--- START Data for this exercise ---
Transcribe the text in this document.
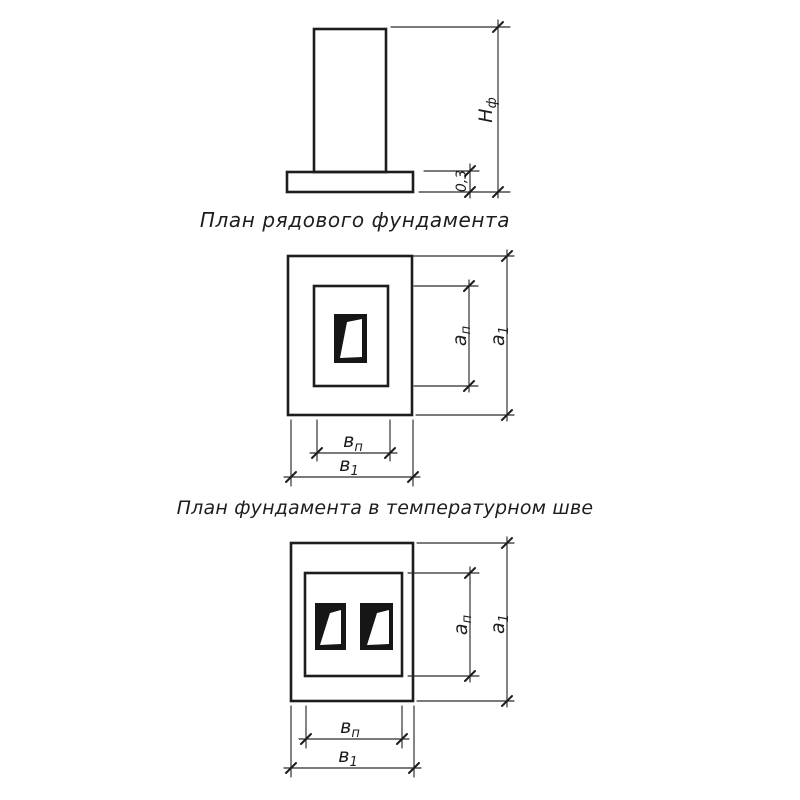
$Н_ф$
0,3
План рядового фундамента
$а_п$
$а_1$
$в_п$
$в_1$
План фундамента в температурном шве
$а_п$
$а_1$
$в_п$
$в_1$
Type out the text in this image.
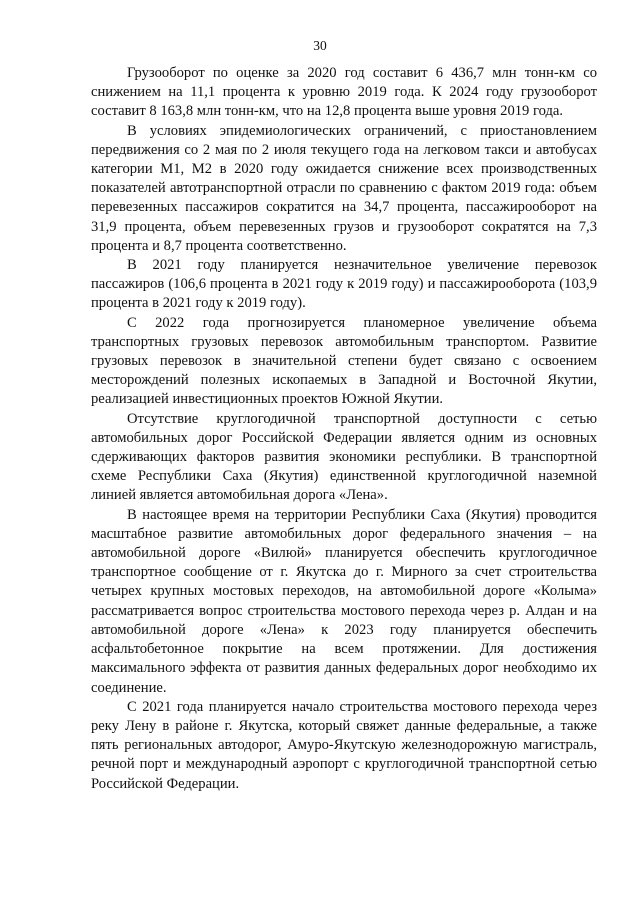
30

Грузооборот по оценке за 2020 год составит 6 436,7 млн тонн-км со снижением на 11,1 процента к уровню 2019 года. К 2024 году грузооборот составит 8 163,8 млн тонн-км, что на 12,8 процента выше уровня 2019 года.

В условиях эпидемиологических ограничений, с приостановлением передвижения со 2 мая по 2 июля текущего года на легковом такси и автобусах категории М1, М2 в 2020 году ожидается снижение всех производственных показателей автотранспортной отрасли по сравнению с фактом 2019 года: объем перевезенных пассажиров сократится на 34,7 процента, пассажирооборот на 31,9 процента, объем перевезенных грузов и грузооборот сократятся на 7,3 процента и 8,7 процента соответственно.

В 2021 году планируется незначительное увеличение перевозок пассажиров (106,6 процента в 2021 году к 2019 году) и пассажирооборота (103,9 процента в 2021 году к 2019 году).

С 2022 года прогнозируется планомерное увеличение объема транспортных грузовых перевозок автомобильным транспортом. Развитие грузовых перевозок в значительной степени будет связано с освоением месторождений полезных ископаемых в Западной и Восточной Якутии, реализацией инвестиционных проектов Южной Якутии.

Отсутствие круглогодичной транспортной доступности с сетью автомобильных дорог Российской Федерации является одним из основных сдерживающих факторов развития экономики республики. В транспортной схеме Республики Саха (Якутия) единственной круглогодичной наземной линией является автомобильная дорога «Лена».

В настоящее время на территории Республики Саха (Якутия) проводится масштабное развитие автомобильных дорог федерального значения – на автомобильной дороге «Вилюй» планируется обеспечить круглогодичное транспортное сообщение от г. Якутска до г. Мирного за счет строительства четырех крупных мостовых переходов, на автомобильной дороге «Колыма» рассматривается вопрос строительства мостового перехода через р. Алдан и на автомобильной дороге «Лена» к 2023 году планируется обеспечить асфальтобетонное покрытие на всем протяжении. Для достижения максимального эффекта от развития данных федеральных дорог необходимо их соединение.

С 2021 года планируется начало строительства мостового перехода через реку Лену в районе г. Якутска, который свяжет данные федеральные, а также пять региональных автодорог, Амуро-Якутскую железнодорожную магистраль, речной порт и международный аэропорт с круглогодичной транспортной сетью Российской Федерации.
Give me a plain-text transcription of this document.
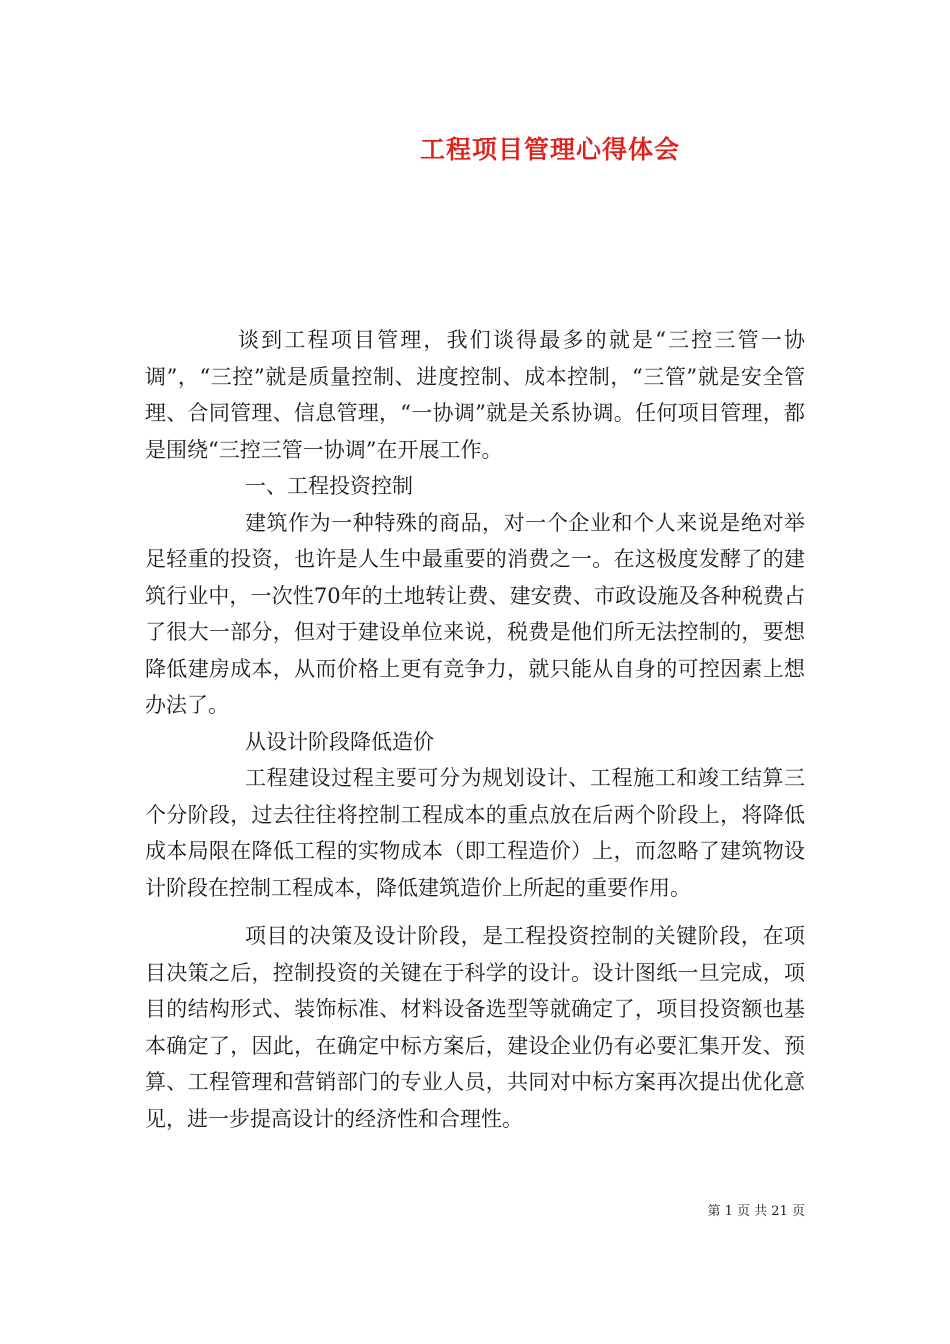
工程项目管理心得体会

谈到工程项目管理，我们谈得最多的就是“三控三管一协调”，“三控”就是质量控制、进度控制、成本控制，“三管”就是安全管理、合同管理、信息管理，“一协调”就是关系协调。任何项目管理，都是围绕“三控三管一协调”在开展工作。

一、工程投资控制

建筑作为一种特殊的商品，对一个企业和个人来说是绝对举足轻重的投资，也许是人生中最重要的消费之一。在这极度发酵了的建筑行业中，一次性70年的土地转让费、建安费、市政设施及各种税费占了很大一部分，但对于建设单位来说，税费是他们所无法控制的，要想降低建房成本，从而价格上更有竞争力，就只能从自身的可控因素上想办法了。

从设计阶段降低造价

工程建设过程主要可分为规划设计、工程施工和竣工结算三个分阶段，过去往往将控制工程成本的重点放在后两个阶段上，将降低成本局限在降低工程的实物成本（即工程造价）上，而忽略了建筑物设计阶段在控制工程成本，降低建筑造价上所起的重要作用。

项目的决策及设计阶段，是工程投资控制的关键阶段，在项目决策之后，控制投资的关键在于科学的设计。设计图纸一旦完成，项目的结构形式、装饰标准、材料设备选型等就确定了，项目投资额也基本确定了，因此，在确定中标方案后，建设企业仍有必要汇集开发、预算、工程管理和营销部门的专业人员，共同对中标方案再次提出优化意见，进一步提高设计的经济性和合理性。

第 1 页 共 21 页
--- END Data for this exercise ---
Task brief ▸ Write the records out again in full, exactly, and skip every picture.

Reply ▸
Transcribe the text in this document.
$Н_ф$
0,3
План рядового фундамента
$а_п$
$а_1$
$в_п$
$в_1$
План фундамента в температурном шве
$а_п$
$а_1$
$в_п$
$в_1$
Type out the text in this image.
30

Грузооборот по оценке за 2020 год составит 6 436,7 млн тонн-км со снижением на 11,1 процента к уровню 2019 года. К 2024 году грузооборот составит 8 163,8 млн тонн-км, что на 12,8 процента выше уровня 2019 года.

В условиях эпидемиологических ограничений, с приостановлением передвижения со 2 мая по 2 июля текущего года на легковом такси и автобусах категории М1, М2 в 2020 году ожидается снижение всех производственных показателей автотранспортной отрасли по сравнению с фактом 2019 года: объем перевезенных пассажиров сократится на 34,7 процента, пассажирооборот на 31,9 процента, объем перевезенных грузов и грузооборот сократятся на 7,3 процента и 8,7 процента соответственно.

В 2021 году планируется незначительное увеличение перевозок пассажиров (106,6 процента в 2021 году к 2019 году) и пассажирооборота (103,9 процента в 2021 году к 2019 году).

С 2022 года прогнозируется планомерное увеличение объема транспортных грузовых перевозок автомобильным транспортом. Развитие грузовых перевозок в значительной степени будет связано с освоением месторождений полезных ископаемых в Западной и Восточной Якутии, реализацией инвестиционных проектов Южной Якутии.

Отсутствие круглогодичной транспортной доступности с сетью автомобильных дорог Российской Федерации является одним из основных сдерживающих факторов развития экономики республики. В транспортной схеме Республики Саха (Якутия) единственной круглогодичной наземной линией является автомобильная дорога «Лена».

В настоящее время на территории Республики Саха (Якутия) проводится масштабное развитие автомобильных дорог федерального значения – на автомобильной дороге «Вилюй» планируется обеспечить круглогодичное транспортное сообщение от г. Якутска до г. Мирного за счет строительства четырех крупных мостовых переходов, на автомобильной дороге «Колыма» рассматривается вопрос строительства мостового перехода через р. Алдан и на автомобильной дороге «Лена» к 2023 году планируется обеспечить асфальтобетонное покрытие на всем протяжении. Для достижения максимального эффекта от развития данных федеральных дорог необходимо их соединение.

С 2021 года планируется начало строительства мостового перехода через реку Лену в районе г. Якутска, который свяжет данные федеральные, а также пять региональных автодорог, Амуро-Якутскую железнодорожную магистраль, речной порт и международный аэропорт с круглогодичной транспортной сетью Российской Федерации.
Give me a plain-text transcription of this document.
工程项目管理心得体会

谈到工程项目管理，我们谈得最多的就是“三控三管一协调”，“三控”就是质量控制、进度控制、成本控制，“三管”就是安全管理、合同管理、信息管理，“一协调”就是关系协调。任何项目管理，都是围绕“三控三管一协调”在开展工作。

一、工程投资控制

建筑作为一种特殊的商品，对一个企业和个人来说是绝对举足轻重的投资，也许是人生中最重要的消费之一。在这极度发酵了的建筑行业中，一次性70年的土地转让费、建安费、市政设施及各种税费占了很大一部分，但对于建设单位来说，税费是他们所无法控制的，要想降低建房成本，从而价格上更有竞争力，就只能从自身的可控因素上想办法了。

从设计阶段降低造价

工程建设过程主要可分为规划设计、工程施工和竣工结算三个分阶段，过去往往将控制工程成本的重点放在后两个阶段上，将降低成本局限在降低工程的实物成本（即工程造价）上，而忽略了建筑物设计阶段在控制工程成本，降低建筑造价上所起的重要作用。

项目的决策及设计阶段，是工程投资控制的关键阶段，在项目决策之后，控制投资的关键在于科学的设计。设计图纸一旦完成，项目的结构形式、装饰标准、材料设备选型等就确定了，项目投资额也基本确定了，因此，在确定中标方案后，建设企业仍有必要汇集开发、预算、工程管理和营销部门的专业人员，共同对中标方案再次提出优化意见，进一步提高设计的经济性和合理性。

第 1 页 共 21 页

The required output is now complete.